• [Directions for this task]:
Gather all lines with the word "name" in them.

Source records:

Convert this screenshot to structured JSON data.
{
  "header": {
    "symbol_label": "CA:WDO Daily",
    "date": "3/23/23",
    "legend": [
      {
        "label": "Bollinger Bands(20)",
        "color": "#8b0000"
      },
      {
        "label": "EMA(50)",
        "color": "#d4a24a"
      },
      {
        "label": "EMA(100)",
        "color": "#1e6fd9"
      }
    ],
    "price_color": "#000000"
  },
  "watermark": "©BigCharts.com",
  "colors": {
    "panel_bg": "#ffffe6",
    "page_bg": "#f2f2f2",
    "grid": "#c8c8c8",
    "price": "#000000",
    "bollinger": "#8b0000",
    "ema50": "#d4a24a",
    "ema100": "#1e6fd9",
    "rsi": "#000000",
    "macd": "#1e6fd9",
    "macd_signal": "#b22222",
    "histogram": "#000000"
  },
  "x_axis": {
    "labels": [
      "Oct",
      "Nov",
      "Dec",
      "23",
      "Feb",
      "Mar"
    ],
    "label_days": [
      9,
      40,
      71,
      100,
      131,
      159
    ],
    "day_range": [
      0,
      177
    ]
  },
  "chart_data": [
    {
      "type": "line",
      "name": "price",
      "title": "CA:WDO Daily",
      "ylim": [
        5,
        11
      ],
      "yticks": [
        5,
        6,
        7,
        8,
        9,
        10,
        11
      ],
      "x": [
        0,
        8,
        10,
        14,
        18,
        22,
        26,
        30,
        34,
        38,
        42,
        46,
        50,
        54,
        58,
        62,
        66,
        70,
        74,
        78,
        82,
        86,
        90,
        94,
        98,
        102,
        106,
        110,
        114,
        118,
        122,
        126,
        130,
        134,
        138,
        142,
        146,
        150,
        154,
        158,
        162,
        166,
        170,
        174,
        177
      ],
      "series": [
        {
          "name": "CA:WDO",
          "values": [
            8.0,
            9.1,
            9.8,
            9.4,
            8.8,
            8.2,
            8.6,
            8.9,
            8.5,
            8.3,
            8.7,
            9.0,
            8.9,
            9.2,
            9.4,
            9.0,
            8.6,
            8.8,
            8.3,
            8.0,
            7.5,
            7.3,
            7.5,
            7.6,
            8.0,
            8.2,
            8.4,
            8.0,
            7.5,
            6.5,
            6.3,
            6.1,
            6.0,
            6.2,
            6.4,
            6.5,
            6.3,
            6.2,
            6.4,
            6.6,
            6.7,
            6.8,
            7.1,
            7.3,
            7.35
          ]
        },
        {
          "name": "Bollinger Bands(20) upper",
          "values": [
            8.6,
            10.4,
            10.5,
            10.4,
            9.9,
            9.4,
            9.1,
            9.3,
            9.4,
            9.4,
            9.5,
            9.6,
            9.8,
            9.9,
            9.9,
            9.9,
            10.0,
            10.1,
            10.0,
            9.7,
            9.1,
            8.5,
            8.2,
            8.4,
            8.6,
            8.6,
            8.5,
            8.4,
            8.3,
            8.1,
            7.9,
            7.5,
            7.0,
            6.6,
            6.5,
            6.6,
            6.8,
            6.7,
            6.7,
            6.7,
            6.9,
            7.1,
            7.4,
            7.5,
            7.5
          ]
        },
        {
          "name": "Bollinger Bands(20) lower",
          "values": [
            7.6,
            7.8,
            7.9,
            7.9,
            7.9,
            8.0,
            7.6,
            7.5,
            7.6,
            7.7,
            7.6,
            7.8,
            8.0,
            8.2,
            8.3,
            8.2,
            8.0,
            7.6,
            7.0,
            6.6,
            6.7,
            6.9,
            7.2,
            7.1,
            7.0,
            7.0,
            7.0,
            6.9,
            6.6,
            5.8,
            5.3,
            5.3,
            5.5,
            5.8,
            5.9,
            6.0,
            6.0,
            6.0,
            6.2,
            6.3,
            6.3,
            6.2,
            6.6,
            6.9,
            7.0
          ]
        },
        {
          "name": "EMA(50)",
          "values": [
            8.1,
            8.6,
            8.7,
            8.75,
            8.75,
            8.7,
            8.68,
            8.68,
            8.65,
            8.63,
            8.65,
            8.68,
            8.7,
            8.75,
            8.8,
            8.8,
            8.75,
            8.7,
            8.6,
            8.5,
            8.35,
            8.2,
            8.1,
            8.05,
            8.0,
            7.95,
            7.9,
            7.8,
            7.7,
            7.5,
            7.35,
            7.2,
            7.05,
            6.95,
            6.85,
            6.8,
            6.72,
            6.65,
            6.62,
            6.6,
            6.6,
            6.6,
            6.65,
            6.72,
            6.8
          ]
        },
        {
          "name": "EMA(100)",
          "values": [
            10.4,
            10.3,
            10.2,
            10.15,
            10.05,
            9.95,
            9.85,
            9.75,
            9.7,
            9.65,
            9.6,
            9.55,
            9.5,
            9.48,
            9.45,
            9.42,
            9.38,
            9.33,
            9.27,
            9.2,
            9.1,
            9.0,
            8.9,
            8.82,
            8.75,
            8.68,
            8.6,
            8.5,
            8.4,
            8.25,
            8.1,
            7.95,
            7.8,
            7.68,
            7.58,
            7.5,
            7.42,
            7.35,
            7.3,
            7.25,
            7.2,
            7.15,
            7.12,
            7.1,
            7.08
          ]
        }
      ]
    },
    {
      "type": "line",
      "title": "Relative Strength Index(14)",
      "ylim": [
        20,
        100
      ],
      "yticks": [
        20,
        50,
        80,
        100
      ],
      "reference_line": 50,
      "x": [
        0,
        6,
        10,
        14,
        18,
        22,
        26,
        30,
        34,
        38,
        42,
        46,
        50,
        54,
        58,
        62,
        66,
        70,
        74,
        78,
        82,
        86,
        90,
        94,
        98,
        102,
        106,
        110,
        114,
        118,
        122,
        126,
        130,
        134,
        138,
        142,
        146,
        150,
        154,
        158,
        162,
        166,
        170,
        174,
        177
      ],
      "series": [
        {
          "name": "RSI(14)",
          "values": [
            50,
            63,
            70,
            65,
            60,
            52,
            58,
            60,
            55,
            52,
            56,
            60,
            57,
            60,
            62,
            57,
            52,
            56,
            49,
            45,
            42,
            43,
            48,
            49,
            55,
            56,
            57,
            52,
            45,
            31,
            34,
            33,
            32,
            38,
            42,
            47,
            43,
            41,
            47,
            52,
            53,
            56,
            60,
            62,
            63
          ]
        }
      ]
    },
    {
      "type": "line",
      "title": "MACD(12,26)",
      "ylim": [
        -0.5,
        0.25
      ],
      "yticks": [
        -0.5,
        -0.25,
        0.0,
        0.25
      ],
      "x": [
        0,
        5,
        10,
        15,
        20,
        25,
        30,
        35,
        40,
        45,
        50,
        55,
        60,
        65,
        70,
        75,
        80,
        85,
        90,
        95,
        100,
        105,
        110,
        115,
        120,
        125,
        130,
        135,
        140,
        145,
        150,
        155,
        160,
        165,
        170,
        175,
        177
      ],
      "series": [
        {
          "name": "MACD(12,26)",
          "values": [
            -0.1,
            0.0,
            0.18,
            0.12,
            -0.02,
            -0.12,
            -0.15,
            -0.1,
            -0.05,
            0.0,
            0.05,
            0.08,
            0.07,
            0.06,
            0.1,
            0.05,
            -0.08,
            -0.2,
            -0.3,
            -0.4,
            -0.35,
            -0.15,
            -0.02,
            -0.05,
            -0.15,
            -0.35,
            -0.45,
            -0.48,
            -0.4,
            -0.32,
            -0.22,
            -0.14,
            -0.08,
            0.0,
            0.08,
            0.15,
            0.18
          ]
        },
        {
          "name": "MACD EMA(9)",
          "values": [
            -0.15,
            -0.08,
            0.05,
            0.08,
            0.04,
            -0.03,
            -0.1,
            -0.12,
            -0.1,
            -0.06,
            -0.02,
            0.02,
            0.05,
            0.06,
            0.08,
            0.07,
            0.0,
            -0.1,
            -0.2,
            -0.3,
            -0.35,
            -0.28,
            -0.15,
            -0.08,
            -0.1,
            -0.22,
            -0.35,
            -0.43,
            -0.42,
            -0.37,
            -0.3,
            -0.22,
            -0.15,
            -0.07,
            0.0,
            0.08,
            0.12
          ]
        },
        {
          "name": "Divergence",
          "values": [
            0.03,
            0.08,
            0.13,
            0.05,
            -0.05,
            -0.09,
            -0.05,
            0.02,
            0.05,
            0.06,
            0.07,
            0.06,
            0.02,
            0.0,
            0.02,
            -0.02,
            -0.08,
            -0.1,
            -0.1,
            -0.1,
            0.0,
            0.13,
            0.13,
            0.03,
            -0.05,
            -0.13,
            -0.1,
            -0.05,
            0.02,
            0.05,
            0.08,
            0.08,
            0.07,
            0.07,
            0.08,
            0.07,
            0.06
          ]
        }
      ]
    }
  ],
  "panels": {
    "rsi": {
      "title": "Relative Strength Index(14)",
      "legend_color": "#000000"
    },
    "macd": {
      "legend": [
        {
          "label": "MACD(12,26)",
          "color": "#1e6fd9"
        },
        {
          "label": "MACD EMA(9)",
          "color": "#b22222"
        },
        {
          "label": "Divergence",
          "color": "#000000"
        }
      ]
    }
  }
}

• [Reply]:
      "name": "price",
          "name": "CA:WDO",
          "name": "Bollinger Bands(20) upper",
          "name": "Bollinger Bands(20) lower",
          "name": "EMA(50)",
          "name": "EMA(100)",
          "name": "RSI(14)",
          "name": "MACD(12,26)",
          "name": "MACD EMA(9)",
          "name": "Divergence",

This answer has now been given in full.